Stated goal => Give only the number of lines where "Under" occurs.

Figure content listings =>
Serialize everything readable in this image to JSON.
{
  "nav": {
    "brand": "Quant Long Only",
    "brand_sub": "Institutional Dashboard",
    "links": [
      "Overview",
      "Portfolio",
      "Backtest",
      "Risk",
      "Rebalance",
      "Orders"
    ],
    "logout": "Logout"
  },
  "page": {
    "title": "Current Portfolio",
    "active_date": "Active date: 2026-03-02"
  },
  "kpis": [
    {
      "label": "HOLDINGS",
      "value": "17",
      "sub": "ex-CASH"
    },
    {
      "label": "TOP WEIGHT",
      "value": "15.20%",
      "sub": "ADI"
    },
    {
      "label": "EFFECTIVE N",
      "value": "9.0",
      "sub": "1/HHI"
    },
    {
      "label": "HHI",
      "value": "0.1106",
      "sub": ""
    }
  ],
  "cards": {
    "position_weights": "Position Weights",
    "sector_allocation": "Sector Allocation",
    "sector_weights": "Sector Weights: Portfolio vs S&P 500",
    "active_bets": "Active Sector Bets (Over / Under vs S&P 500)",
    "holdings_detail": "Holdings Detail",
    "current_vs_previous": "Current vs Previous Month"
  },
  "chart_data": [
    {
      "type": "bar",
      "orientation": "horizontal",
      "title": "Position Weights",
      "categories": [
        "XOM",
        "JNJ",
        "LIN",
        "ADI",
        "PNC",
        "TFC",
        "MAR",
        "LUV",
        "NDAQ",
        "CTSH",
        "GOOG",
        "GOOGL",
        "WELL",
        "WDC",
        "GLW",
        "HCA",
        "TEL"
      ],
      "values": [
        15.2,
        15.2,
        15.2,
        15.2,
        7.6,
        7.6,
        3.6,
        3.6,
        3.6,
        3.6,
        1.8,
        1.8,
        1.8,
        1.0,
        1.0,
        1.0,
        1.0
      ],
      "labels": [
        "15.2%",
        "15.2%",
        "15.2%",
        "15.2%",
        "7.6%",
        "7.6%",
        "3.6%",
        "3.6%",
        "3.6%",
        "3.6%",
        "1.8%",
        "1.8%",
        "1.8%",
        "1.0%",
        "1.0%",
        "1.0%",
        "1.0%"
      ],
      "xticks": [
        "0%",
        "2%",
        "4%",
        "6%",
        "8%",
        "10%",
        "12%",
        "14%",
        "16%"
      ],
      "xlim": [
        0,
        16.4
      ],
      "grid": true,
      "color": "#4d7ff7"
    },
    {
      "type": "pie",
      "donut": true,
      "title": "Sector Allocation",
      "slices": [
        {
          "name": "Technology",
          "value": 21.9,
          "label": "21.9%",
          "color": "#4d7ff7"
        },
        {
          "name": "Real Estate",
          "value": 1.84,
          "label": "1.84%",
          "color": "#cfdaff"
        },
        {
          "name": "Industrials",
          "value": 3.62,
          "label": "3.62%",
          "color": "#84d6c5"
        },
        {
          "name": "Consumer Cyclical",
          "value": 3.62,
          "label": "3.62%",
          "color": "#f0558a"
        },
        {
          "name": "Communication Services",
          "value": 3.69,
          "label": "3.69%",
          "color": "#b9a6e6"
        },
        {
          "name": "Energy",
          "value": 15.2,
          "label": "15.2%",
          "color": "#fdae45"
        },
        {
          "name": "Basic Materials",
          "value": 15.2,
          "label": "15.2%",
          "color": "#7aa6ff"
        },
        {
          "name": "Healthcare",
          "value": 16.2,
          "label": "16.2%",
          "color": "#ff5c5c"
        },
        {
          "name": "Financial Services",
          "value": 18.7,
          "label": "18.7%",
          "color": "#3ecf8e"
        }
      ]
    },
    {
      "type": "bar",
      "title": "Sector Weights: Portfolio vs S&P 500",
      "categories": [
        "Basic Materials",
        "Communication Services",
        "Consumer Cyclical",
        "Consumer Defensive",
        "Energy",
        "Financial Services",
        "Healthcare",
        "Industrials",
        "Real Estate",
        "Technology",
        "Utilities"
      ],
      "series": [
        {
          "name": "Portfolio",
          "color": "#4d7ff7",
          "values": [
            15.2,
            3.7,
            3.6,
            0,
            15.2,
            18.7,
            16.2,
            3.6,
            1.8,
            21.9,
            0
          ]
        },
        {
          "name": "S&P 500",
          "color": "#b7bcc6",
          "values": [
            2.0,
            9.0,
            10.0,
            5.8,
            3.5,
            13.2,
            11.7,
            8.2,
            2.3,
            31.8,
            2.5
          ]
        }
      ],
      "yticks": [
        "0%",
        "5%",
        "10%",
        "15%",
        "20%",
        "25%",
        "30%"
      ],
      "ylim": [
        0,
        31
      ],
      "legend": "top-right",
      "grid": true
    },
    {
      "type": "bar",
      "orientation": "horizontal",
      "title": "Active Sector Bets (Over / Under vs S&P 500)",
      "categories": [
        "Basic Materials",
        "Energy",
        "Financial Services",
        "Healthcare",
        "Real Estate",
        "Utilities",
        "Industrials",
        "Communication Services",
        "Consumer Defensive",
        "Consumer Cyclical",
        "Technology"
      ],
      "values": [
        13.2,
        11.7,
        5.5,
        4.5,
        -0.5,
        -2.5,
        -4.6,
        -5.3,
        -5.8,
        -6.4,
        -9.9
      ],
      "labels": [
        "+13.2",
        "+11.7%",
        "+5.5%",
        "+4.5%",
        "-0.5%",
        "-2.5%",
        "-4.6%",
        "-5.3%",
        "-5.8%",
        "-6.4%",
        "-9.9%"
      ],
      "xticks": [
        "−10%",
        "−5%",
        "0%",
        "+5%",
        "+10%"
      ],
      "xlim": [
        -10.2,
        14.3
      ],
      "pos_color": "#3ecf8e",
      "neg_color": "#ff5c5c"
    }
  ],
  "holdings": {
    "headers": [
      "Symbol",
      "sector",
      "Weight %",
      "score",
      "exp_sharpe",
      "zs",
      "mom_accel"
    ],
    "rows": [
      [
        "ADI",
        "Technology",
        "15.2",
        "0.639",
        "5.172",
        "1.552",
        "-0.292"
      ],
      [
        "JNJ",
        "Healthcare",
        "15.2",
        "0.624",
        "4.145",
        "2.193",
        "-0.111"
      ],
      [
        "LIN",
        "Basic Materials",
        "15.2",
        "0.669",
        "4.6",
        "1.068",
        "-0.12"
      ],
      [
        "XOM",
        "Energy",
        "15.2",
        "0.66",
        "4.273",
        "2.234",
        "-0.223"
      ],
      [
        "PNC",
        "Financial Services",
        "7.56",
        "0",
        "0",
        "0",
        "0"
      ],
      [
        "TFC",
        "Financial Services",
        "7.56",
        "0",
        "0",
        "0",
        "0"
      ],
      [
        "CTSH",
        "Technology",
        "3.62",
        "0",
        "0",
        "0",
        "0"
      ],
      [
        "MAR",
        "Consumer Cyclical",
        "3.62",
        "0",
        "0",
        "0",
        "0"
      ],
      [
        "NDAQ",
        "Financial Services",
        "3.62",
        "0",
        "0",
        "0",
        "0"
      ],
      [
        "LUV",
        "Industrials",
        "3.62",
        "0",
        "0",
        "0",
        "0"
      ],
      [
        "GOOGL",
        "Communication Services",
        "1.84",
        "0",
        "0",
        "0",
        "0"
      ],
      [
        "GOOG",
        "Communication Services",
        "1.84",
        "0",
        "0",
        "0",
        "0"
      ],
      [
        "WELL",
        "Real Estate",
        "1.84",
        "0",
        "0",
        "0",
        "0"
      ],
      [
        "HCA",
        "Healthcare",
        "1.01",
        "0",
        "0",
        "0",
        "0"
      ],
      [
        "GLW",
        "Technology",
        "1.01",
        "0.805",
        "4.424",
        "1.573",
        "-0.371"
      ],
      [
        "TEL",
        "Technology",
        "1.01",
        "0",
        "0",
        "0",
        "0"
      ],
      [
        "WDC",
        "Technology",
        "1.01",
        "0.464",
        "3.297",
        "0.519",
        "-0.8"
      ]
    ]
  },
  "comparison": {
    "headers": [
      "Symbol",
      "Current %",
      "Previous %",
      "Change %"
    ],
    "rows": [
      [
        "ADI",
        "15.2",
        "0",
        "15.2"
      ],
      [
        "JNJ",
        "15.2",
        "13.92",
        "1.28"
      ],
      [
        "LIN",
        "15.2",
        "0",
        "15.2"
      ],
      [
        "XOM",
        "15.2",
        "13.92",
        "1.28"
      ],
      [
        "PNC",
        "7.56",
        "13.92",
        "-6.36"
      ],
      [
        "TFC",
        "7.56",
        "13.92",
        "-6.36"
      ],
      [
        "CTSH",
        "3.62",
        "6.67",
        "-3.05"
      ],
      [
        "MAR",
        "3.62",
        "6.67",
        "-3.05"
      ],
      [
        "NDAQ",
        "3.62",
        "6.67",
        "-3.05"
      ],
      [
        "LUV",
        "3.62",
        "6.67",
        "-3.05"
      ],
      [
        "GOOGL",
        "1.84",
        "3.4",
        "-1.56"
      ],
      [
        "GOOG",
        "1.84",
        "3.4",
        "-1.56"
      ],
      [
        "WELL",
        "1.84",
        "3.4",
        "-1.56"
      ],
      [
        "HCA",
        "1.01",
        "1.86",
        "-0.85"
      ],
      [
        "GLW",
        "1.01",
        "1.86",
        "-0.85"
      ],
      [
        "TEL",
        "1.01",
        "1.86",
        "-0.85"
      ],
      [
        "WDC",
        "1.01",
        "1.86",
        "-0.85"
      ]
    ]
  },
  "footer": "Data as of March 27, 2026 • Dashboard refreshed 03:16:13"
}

The completed task => 2